───── EXTRACTED RECORDS
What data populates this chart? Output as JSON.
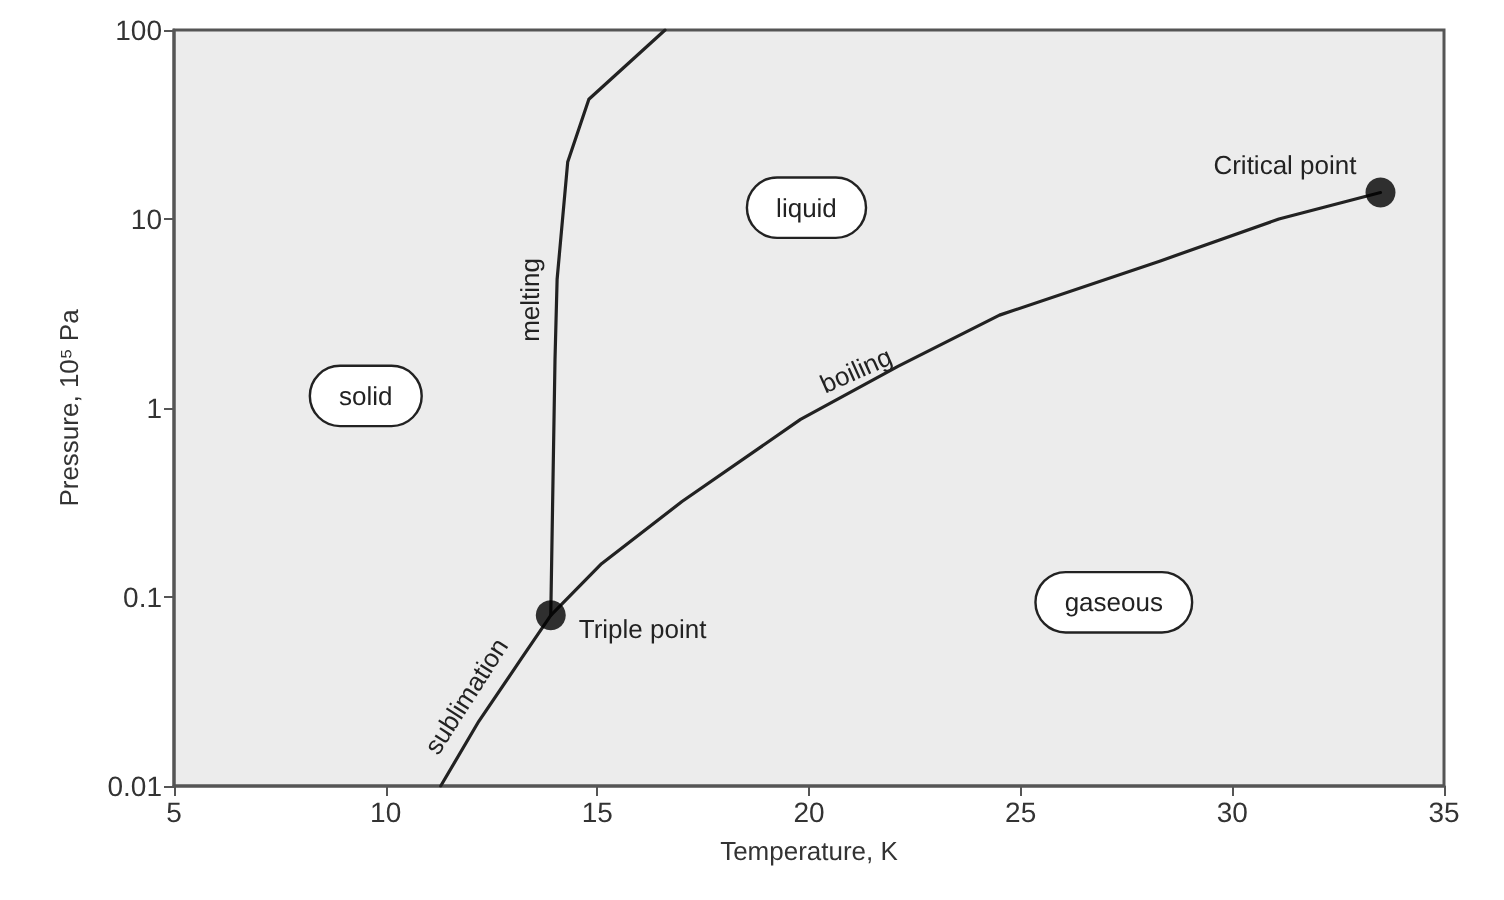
{
  "chart_data": {
    "type": "line",
    "xlabel": "Temperature, K",
    "ylabel": "Pressure, 10⁵ Pa",
    "xlim": [
      5,
      35
    ],
    "xticks": [
      5,
      10,
      15,
      20,
      25,
      30,
      35
    ],
    "ylim": [
      0.01,
      100
    ],
    "yticks": [
      0.01,
      0.1,
      1,
      10,
      100
    ],
    "log": "y",
    "grid": false,
    "line_style": "solid",
    "marker": "none",
    "series": [
      {
        "color": "#222222",
        "x": [
          13.9,
          14.0,
          14.05,
          14.3,
          14.8,
          16.6
        ],
        "values": [
          0.08,
          1.8,
          4.8,
          20,
          43,
          100
        ]
      },
      {
        "color": "#222222",
        "x": [
          11.3,
          12.2,
          13.2,
          13.9
        ],
        "values": [
          0.01,
          0.022,
          0.047,
          0.08
        ]
      },
      {
        "color": "#222222",
        "x": [
          13.9,
          15.1,
          17.0,
          19.8,
          22.1,
          24.5,
          28.3,
          31.1,
          33.5
        ],
        "values": [
          0.08,
          0.15,
          0.32,
          0.87,
          1.66,
          3.1,
          6.0,
          10,
          13.8
        ]
      },
      {
        "type": "scatter",
        "marker": "circle",
        "color": "#000000",
        "x": [
          13.9,
          33.5
        ],
        "values": [
          0.08,
          13.8
        ]
      }
    ],
    "annotations": [
      "solid",
      "liquid",
      "gaseous",
      "melting",
      "boiling",
      "sublimation",
      {
        "text": "Triple point",
        "x": 13.9,
        "y": 0.08
      },
      {
        "text": "Critical point",
        "x": 33.5,
        "y": 13.8
      }
    ]
  }
}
──────────
Copy out every line of the material above that mentions the word "point".

## EXERCISE OUTPUT
        "text": "Triple point",
        "text": "Critical point",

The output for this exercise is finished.